┌─ PROVIDED MATERIAL

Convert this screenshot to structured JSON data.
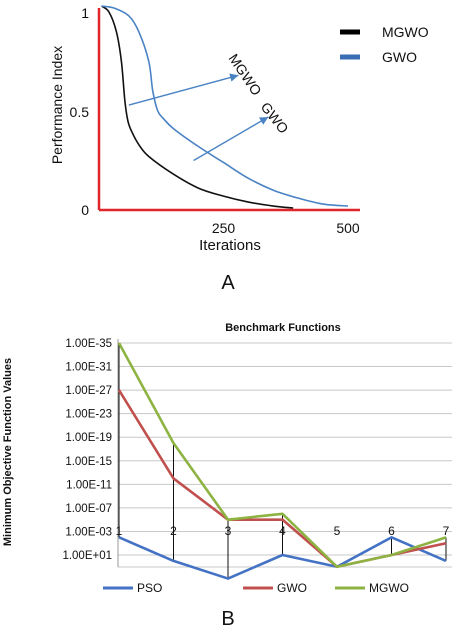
{
  "chart_data": [
    {
      "type": "line",
      "panel_label": "A",
      "xlabel": "Iterations",
      "ylabel": "Performance Index",
      "xlim": [
        0,
        500
      ],
      "ylim": [
        0,
        1
      ],
      "x_ticks": [
        {
          "value": 250,
          "label": "250"
        },
        {
          "value": 500,
          "label": "500"
        }
      ],
      "y_ticks": [
        {
          "value": 0,
          "label": "0"
        },
        {
          "value": 0.5,
          "label": "0.5"
        },
        {
          "value": 1,
          "label": "1"
        }
      ],
      "axis_color": "#e0262b",
      "legend_position": "top-right",
      "series": [
        {
          "name": "MGWO",
          "color": "#111111",
          "legend_color": "#000000",
          "x": [
            5,
            20,
            35,
            45,
            52,
            58,
            65,
            80,
            100,
            150,
            200,
            250,
            300,
            350,
            390
          ],
          "y": [
            1.03,
            1.0,
            0.9,
            0.75,
            0.55,
            0.45,
            0.4,
            0.33,
            0.27,
            0.18,
            0.11,
            0.07,
            0.04,
            0.02,
            0.01
          ]
        },
        {
          "name": "GWO",
          "color": "#4a83c4",
          "legend_color": "#3a6db3",
          "x": [
            5,
            30,
            60,
            80,
            100,
            108,
            118,
            130,
            150,
            200,
            250,
            300,
            350,
            400,
            450,
            500
          ],
          "y": [
            1.03,
            1.02,
            0.98,
            0.9,
            0.75,
            0.6,
            0.5,
            0.46,
            0.41,
            0.32,
            0.24,
            0.16,
            0.1,
            0.06,
            0.03,
            0.02
          ]
        }
      ],
      "annotations": [
        {
          "text": "MGWO",
          "target": "MGWO",
          "arrow_from": [
            60,
            0.53
          ],
          "arrow_to": [
            280,
            0.68
          ]
        },
        {
          "text": "GWO",
          "target": "GWO",
          "arrow_from": [
            190,
            0.25
          ],
          "arrow_to": [
            340,
            0.47
          ]
        }
      ]
    },
    {
      "type": "line",
      "panel_label": "B",
      "title": "Benchmark Functions",
      "ylabel": "Minimum Objective Function Values",
      "y_scale": "reversed-log",
      "categories": [
        "1",
        "2",
        "3",
        "4",
        "5",
        "6",
        "7"
      ],
      "y_ticks": [
        "1.00E+01",
        "1.00E-03",
        "1.00E-07",
        "1.00E-11",
        "1.00E-15",
        "1.00E-19",
        "1.00E-23",
        "1.00E-27",
        "1.00E-31",
        "1.00E-35"
      ],
      "y_tick_exponents": [
        1,
        -3,
        -7,
        -11,
        -15,
        -19,
        -23,
        -27,
        -31,
        -35
      ],
      "grid": true,
      "legend_position": "bottom",
      "series": [
        {
          "name": "PSO",
          "color": "#4472c4",
          "exponents": [
            -2,
            2,
            5,
            1,
            3,
            -2,
            2
          ]
        },
        {
          "name": "GWO",
          "color": "#c0504d",
          "exponents": [
            -27,
            -12,
            -5,
            -5,
            3,
            1,
            -1
          ]
        },
        {
          "name": "MGWO",
          "color": "#8db342",
          "exponents": [
            -35,
            -18,
            -5,
            -6,
            3,
            1,
            -2
          ]
        }
      ]
    }
  ]
}
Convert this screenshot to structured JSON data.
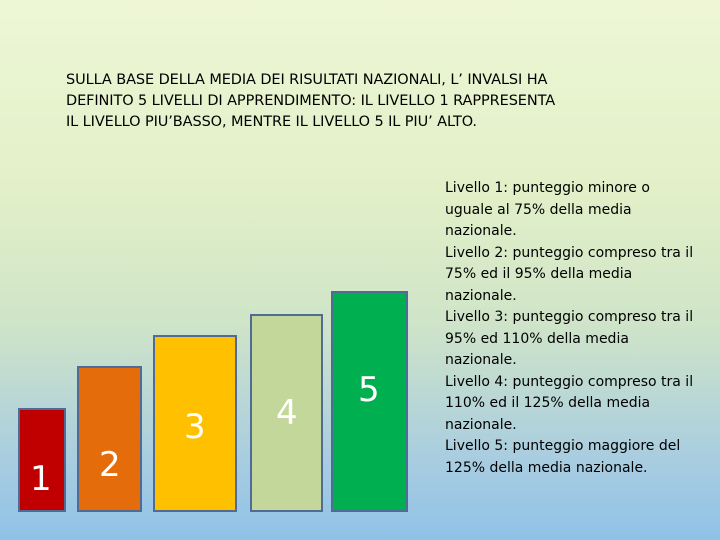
{
  "heading": {
    "line1": "SULLA BASE DELLA MEDIA DEI RISULTATI NAZIONALI, L’ INVALSI HA",
    "line2": "DEFINITO 5 LIVELLI DI APPRENDIMENTO: IL LIVELLO  1 RAPPRESENTA",
    "line3": "IL LIVELLO PIU’BASSO, MENTRE IL LIVELLO 5  IL  PIU’ ALTO."
  },
  "levels": [
    {
      "label": "1",
      "color": "#c00000",
      "text_color": "#ffffff"
    },
    {
      "label": "2",
      "color": "#e46c0a",
      "text_color": "#ffffff"
    },
    {
      "label": "3",
      "color": "#ffc000",
      "text_color": "#ffffff"
    },
    {
      "label": "4",
      "color": "#c4d79b",
      "text_color": "#ffffff"
    },
    {
      "label": "5",
      "color": "#00b050",
      "text_color": "#ffffff"
    }
  ],
  "legend": [
    "Livello 1: punteggio minore o uguale al 75% della media nazionale.",
    "Livello 2: punteggio compreso tra il 75% ed il 95% della media nazionale.",
    "Livello 3: punteggio compreso tra il 95% ed 110% della media nazionale.",
    "Livello 4: punteggio compreso tra il 110% ed il 125% della media nazionale.",
    "Livello 5: punteggio maggiore del 125% della media nazionale."
  ]
}
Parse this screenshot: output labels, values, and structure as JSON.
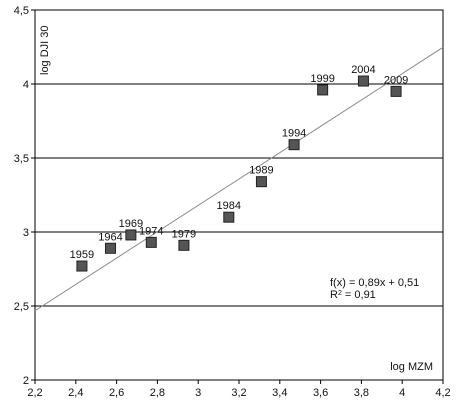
{
  "chart_data": {
    "type": "scatter",
    "title": "",
    "xlabel": "log MZM",
    "ylabel": "log DJI 30",
    "xlim": [
      2.2,
      4.2
    ],
    "ylim": [
      2,
      4.5
    ],
    "x_ticks": [
      2.2,
      2.4,
      2.6,
      2.8,
      3.0,
      3.2,
      3.4,
      3.6,
      3.8,
      4.0,
      4.2
    ],
    "x_tick_labels": [
      "2,2",
      "2,4",
      "2,6",
      "2,8",
      "3",
      "3,2",
      "3,4",
      "3,6",
      "3,8",
      "4",
      "4,2"
    ],
    "y_ticks": [
      2,
      2.5,
      3,
      3.5,
      4,
      4.5
    ],
    "y_tick_labels": [
      "2",
      "2,5",
      "3",
      "3,5",
      "4",
      "4,5"
    ],
    "grid": {
      "horizontal": true,
      "vertical": false
    },
    "marker": {
      "shape": "square",
      "fill": "#555555",
      "stroke": "#222222"
    },
    "points": [
      {
        "label": "1959",
        "x": 2.43,
        "y": 2.77
      },
      {
        "label": "1964",
        "x": 2.57,
        "y": 2.89
      },
      {
        "label": "1969",
        "x": 2.67,
        "y": 2.98
      },
      {
        "label": "1974",
        "x": 2.77,
        "y": 2.93
      },
      {
        "label": "1979",
        "x": 2.93,
        "y": 2.91
      },
      {
        "label": "1984",
        "x": 3.15,
        "y": 3.1
      },
      {
        "label": "1989",
        "x": 3.31,
        "y": 3.34
      },
      {
        "label": "1994",
        "x": 3.47,
        "y": 3.59
      },
      {
        "label": "1999",
        "x": 3.61,
        "y": 3.96
      },
      {
        "label": "2004",
        "x": 3.81,
        "y": 4.02
      },
      {
        "label": "2009",
        "x": 3.97,
        "y": 3.95
      }
    ],
    "trendline": {
      "slope": 0.89,
      "intercept": 0.51,
      "x_range": [
        2.2,
        4.2
      ],
      "color": "#888888"
    },
    "annotations": {
      "equation": "f(x) = 0,89x + 0,51",
      "r2_prefix": "R",
      "r2_sup": "2",
      "r2_suffix": " = 0,91"
    }
  }
}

└─

AIM OF THE TASK: Restate the full listing verbatim and drop every picture.

OUTPUT:
Convert this screenshot to structured JSON data.
{
  "chart_data": [
    {
      "type": "line",
      "panel_label": "A",
      "xlabel": "Iterations",
      "ylabel": "Performance Index",
      "xlim": [
        0,
        500
      ],
      "ylim": [
        0,
        1
      ],
      "x_ticks": [
        {
          "value": 250,
          "label": "250"
        },
        {
          "value": 500,
          "label": "500"
        }
      ],
      "y_ticks": [
        {
          "value": 0,
          "label": "0"
        },
        {
          "value": 0.5,
          "label": "0.5"
        },
        {
          "value": 1,
          "label": "1"
        }
      ],
      "axis_color": "#e0262b",
      "legend_position": "top-right",
      "series": [
        {
          "name": "MGWO",
          "color": "#111111",
          "legend_color": "#000000",
          "x": [
            5,
            20,
            35,
            45,
            52,
            58,
            65,
            80,
            100,
            150,
            200,
            250,
            300,
            350,
            390
          ],
          "y": [
            1.03,
            1.0,
            0.9,
            0.75,
            0.55,
            0.45,
            0.4,
            0.33,
            0.27,
            0.18,
            0.11,
            0.07,
            0.04,
            0.02,
            0.01
          ]
        },
        {
          "name": "GWO",
          "color": "#4a83c4",
          "legend_color": "#3a6db3",
          "x": [
            5,
            30,
            60,
            80,
            100,
            108,
            118,
            130,
            150,
            200,
            250,
            300,
            350,
            400,
            450,
            500
          ],
          "y": [
            1.03,
            1.02,
            0.98,
            0.9,
            0.75,
            0.6,
            0.5,
            0.46,
            0.41,
            0.32,
            0.24,
            0.16,
            0.1,
            0.06,
            0.03,
            0.02
          ]
        }
      ],
      "annotations": [
        {
          "text": "MGWO",
          "target": "MGWO",
          "arrow_from": [
            60,
            0.53
          ],
          "arrow_to": [
            280,
            0.68
          ]
        },
        {
          "text": "GWO",
          "target": "GWO",
          "arrow_from": [
            190,
            0.25
          ],
          "arrow_to": [
            340,
            0.47
          ]
        }
      ]
    },
    {
      "type": "line",
      "panel_label": "B",
      "title": "Benchmark Functions",
      "ylabel": "Minimum Objective Function Values",
      "y_scale": "reversed-log",
      "categories": [
        "1",
        "2",
        "3",
        "4",
        "5",
        "6",
        "7"
      ],
      "y_ticks": [
        "1.00E+01",
        "1.00E-03",
        "1.00E-07",
        "1.00E-11",
        "1.00E-15",
        "1.00E-19",
        "1.00E-23",
        "1.00E-27",
        "1.00E-31",
        "1.00E-35"
      ],
      "y_tick_exponents": [
        1,
        -3,
        -7,
        -11,
        -15,
        -19,
        -23,
        -27,
        -31,
        -35
      ],
      "grid": true,
      "legend_position": "bottom",
      "series": [
        {
          "name": "PSO",
          "color": "#4472c4",
          "exponents": [
            -2,
            2,
            5,
            1,
            3,
            -2,
            2
          ]
        },
        {
          "name": "GWO",
          "color": "#c0504d",
          "exponents": [
            -27,
            -12,
            -5,
            -5,
            3,
            1,
            -1
          ]
        },
        {
          "name": "MGWO",
          "color": "#8db342",
          "exponents": [
            -35,
            -18,
            -5,
            -6,
            3,
            1,
            -2
          ]
        }
      ]
    }
  ]
}
Convert this screenshot to structured JSON data.
{
  "heading": {
    "line1": "SULLA BASE DELLA MEDIA DEI RISULTATI NAZIONALI, L’ INVALSI HA",
    "line2": "DEFINITO 5 LIVELLI DI APPRENDIMENTO: IL LIVELLO  1 RAPPRESENTA",
    "line3": "IL LIVELLO PIU’BASSO, MENTRE IL LIVELLO 5  IL  PIU’ ALTO."
  },
  "levels": [
    {
      "label": "1",
      "color": "#c00000",
      "text_color": "#ffffff"
    },
    {
      "label": "2",
      "color": "#e46c0a",
      "text_color": "#ffffff"
    },
    {
      "label": "3",
      "color": "#ffc000",
      "text_color": "#ffffff"
    },
    {
      "label": "4",
      "color": "#c4d79b",
      "text_color": "#ffffff"
    },
    {
      "label": "5",
      "color": "#00b050",
      "text_color": "#ffffff"
    }
  ],
  "legend": [
    "Livello 1: punteggio minore o uguale al 75% della media nazionale.",
    "Livello 2: punteggio compreso tra il 75% ed il 95% della media nazionale.",
    "Livello 3: punteggio compreso tra il 95% ed 110% della media nazionale.",
    "Livello 4: punteggio compreso tra il 110% ed il 125% della media nazionale.",
    "Livello 5: punteggio maggiore del 125% della media nazionale."
  ]
}
Parse this screenshot: output labels, values, and structure as JSON.
{
  "chart_data": {
    "type": "scatter",
    "title": "",
    "xlabel": "log MZM",
    "ylabel": "log DJI 30",
    "xlim": [
      2.2,
      4.2
    ],
    "ylim": [
      2,
      4.5
    ],
    "x_ticks": [
      2.2,
      2.4,
      2.6,
      2.8,
      3.0,
      3.2,
      3.4,
      3.6,
      3.8,
      4.0,
      4.2
    ],
    "x_tick_labels": [
      "2,2",
      "2,4",
      "2,6",
      "2,8",
      "3",
      "3,2",
      "3,4",
      "3,6",
      "3,8",
      "4",
      "4,2"
    ],
    "y_ticks": [
      2,
      2.5,
      3,
      3.5,
      4,
      4.5
    ],
    "y_tick_labels": [
      "2",
      "2,5",
      "3",
      "3,5",
      "4",
      "4,5"
    ],
    "grid": {
      "horizontal": true,
      "vertical": false
    },
    "marker": {
      "shape": "square",
      "fill": "#555555",
      "stroke": "#222222"
    },
    "points": [
      {
        "label": "1959",
        "x": 2.43,
        "y": 2.77
      },
      {
        "label": "1964",
        "x": 2.57,
        "y": 2.89
      },
      {
        "label": "1969",
        "x": 2.67,
        "y": 2.98
      },
      {
        "label": "1974",
        "x": 2.77,
        "y": 2.93
      },
      {
        "label": "1979",
        "x": 2.93,
        "y": 2.91
      },
      {
        "label": "1984",
        "x": 3.15,
        "y": 3.1
      },
      {
        "label": "1989",
        "x": 3.31,
        "y": 3.34
      },
      {
        "label": "1994",
        "x": 3.47,
        "y": 3.59
      },
      {
        "label": "1999",
        "x": 3.61,
        "y": 3.96
      },
      {
        "label": "2004",
        "x": 3.81,
        "y": 4.02
      },
      {
        "label": "2009",
        "x": 3.97,
        "y": 3.95
      }
    ],
    "trendline": {
      "slope": 0.89,
      "intercept": 0.51,
      "x_range": [
        2.2,
        4.2
      ],
      "color": "#888888"
    },
    "annotations": {
      "equation": "f(x) = 0,89x + 0,51",
      "r2_prefix": "R",
      "r2_sup": "2",
      "r2_suffix": " = 0,91"
    }
  }
}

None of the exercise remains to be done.